▸ **SET TASK**: Filter the entries, keeping every line with the word "Keogram".

▸ **THE INPUT**:
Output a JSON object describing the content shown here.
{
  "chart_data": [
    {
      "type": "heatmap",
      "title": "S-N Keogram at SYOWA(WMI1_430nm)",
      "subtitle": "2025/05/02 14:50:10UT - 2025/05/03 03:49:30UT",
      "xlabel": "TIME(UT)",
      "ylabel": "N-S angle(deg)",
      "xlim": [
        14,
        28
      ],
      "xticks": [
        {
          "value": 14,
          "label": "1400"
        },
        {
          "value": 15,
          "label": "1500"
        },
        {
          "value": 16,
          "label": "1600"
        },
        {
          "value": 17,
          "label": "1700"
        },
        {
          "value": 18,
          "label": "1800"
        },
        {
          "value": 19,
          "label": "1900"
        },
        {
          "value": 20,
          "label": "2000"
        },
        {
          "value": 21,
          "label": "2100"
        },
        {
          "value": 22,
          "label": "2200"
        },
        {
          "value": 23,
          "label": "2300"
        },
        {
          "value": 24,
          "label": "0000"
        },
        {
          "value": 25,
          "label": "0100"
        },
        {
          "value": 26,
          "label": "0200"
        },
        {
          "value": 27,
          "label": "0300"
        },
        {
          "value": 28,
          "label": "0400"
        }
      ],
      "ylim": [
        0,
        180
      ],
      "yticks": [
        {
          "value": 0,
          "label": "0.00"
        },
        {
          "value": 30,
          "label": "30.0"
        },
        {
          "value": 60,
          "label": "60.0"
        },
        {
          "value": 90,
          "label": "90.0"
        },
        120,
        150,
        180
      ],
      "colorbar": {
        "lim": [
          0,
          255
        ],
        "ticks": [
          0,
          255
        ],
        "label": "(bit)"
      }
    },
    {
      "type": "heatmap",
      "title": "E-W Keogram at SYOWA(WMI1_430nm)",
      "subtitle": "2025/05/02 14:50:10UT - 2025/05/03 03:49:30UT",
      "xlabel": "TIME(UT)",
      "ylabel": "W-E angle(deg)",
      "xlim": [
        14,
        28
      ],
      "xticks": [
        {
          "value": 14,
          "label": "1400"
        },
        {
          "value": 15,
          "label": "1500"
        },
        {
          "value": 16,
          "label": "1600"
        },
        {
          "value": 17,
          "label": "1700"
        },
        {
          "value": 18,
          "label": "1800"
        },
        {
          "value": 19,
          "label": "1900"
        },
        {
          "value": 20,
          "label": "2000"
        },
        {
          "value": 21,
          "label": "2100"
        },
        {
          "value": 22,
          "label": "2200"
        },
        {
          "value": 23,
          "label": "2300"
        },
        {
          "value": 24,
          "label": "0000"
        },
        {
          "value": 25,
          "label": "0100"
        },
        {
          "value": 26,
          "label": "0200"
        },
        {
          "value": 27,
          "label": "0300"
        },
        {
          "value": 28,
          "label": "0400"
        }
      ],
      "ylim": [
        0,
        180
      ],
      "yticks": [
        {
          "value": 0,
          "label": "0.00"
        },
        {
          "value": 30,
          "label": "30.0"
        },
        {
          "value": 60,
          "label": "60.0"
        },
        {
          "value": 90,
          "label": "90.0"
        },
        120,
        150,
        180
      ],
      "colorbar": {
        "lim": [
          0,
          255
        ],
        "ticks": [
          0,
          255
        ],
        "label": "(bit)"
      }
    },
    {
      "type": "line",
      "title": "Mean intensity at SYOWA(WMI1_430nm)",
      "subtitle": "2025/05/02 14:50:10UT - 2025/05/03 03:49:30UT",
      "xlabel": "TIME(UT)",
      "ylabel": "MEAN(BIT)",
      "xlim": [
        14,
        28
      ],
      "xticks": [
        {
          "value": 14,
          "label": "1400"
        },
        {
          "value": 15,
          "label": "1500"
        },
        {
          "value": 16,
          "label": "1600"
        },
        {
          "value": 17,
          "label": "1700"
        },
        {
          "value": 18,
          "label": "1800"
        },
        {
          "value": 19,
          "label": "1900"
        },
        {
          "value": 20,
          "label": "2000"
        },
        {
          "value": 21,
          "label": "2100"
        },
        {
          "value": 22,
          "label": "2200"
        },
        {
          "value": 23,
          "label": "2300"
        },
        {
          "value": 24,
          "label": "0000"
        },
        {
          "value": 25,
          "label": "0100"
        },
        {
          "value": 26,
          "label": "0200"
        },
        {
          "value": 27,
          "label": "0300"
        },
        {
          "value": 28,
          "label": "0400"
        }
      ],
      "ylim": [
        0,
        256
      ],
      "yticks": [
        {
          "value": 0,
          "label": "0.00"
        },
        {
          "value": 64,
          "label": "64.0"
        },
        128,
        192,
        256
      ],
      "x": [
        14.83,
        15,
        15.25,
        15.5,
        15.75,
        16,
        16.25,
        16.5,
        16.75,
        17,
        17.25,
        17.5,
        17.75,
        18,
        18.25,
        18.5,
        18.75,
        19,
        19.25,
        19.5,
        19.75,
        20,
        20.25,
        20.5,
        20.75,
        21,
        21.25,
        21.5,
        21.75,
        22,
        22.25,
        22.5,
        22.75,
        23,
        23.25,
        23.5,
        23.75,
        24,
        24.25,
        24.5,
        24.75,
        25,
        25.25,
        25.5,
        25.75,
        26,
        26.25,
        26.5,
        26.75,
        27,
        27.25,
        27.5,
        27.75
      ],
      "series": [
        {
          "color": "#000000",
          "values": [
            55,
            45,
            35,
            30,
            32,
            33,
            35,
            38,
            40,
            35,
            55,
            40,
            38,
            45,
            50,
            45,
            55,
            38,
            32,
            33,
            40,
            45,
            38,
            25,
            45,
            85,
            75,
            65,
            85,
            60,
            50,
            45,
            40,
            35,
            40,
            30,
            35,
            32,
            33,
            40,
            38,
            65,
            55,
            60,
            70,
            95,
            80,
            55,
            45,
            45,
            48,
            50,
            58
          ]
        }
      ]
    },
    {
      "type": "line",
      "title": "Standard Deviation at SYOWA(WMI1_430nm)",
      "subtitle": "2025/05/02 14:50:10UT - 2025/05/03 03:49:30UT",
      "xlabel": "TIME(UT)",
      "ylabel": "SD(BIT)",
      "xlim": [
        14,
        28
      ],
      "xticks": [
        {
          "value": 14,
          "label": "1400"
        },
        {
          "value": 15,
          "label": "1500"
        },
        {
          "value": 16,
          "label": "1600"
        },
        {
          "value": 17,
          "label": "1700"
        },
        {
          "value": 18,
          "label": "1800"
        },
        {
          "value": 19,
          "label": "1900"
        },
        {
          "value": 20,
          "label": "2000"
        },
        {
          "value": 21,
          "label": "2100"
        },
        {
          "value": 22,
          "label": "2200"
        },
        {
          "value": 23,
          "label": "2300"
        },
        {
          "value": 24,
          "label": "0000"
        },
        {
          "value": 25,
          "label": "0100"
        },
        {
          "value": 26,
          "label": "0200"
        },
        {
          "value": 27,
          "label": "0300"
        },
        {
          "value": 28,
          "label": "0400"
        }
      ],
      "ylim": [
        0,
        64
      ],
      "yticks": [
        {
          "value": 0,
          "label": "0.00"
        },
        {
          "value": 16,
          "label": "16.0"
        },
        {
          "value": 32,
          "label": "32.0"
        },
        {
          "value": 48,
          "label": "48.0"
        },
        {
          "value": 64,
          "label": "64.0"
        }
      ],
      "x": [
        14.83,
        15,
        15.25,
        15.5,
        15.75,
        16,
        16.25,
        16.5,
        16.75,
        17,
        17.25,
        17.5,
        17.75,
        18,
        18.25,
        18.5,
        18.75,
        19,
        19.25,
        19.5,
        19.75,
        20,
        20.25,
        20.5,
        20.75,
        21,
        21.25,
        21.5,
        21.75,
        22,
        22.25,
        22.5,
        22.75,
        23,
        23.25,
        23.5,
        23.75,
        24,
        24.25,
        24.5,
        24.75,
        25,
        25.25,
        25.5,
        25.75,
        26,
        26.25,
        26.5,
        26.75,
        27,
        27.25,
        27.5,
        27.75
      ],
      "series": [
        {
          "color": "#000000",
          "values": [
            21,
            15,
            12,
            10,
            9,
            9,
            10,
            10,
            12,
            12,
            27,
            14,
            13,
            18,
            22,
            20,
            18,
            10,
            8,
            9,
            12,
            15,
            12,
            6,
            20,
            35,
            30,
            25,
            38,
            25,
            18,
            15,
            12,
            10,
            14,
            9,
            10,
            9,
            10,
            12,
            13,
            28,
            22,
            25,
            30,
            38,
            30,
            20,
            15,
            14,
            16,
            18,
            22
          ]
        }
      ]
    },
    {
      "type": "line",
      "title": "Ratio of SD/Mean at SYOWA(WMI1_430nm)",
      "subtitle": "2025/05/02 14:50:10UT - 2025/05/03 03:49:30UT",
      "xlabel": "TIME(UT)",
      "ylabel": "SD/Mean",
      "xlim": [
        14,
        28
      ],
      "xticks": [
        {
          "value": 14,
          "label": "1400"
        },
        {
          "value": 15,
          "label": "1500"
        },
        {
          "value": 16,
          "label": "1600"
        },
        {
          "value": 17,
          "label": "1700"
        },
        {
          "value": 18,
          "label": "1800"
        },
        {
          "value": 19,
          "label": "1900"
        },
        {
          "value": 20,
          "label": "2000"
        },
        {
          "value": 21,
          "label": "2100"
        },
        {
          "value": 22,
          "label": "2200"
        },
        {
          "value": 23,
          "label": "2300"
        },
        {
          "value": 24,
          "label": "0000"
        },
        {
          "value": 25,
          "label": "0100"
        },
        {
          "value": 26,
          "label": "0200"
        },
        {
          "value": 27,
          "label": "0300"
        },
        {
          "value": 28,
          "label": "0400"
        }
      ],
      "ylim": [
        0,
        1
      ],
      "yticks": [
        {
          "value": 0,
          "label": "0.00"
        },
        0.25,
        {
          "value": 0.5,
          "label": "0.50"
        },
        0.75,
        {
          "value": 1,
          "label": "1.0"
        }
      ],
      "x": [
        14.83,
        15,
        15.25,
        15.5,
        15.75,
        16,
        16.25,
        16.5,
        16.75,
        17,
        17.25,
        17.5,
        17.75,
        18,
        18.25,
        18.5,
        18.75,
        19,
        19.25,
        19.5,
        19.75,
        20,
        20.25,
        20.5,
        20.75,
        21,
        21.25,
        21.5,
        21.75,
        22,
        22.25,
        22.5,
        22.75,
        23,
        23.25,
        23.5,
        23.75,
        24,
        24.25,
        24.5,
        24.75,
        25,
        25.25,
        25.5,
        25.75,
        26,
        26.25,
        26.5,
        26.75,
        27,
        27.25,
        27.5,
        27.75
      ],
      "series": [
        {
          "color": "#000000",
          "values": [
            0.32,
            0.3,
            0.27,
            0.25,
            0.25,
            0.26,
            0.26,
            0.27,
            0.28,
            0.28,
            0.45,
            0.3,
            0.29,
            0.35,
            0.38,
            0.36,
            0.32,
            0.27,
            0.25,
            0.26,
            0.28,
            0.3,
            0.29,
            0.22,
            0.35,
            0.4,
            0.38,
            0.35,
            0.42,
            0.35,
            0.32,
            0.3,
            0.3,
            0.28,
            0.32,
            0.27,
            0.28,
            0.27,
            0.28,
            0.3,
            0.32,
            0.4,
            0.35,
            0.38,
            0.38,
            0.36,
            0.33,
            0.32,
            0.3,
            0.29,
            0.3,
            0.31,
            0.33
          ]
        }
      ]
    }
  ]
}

▸ **RESULT OF THE TASK**:
      "title": "S-N Keogram at SYOWA(WMI1_430nm)",
      "title": "E-W Keogram at SYOWA(WMI1_430nm)",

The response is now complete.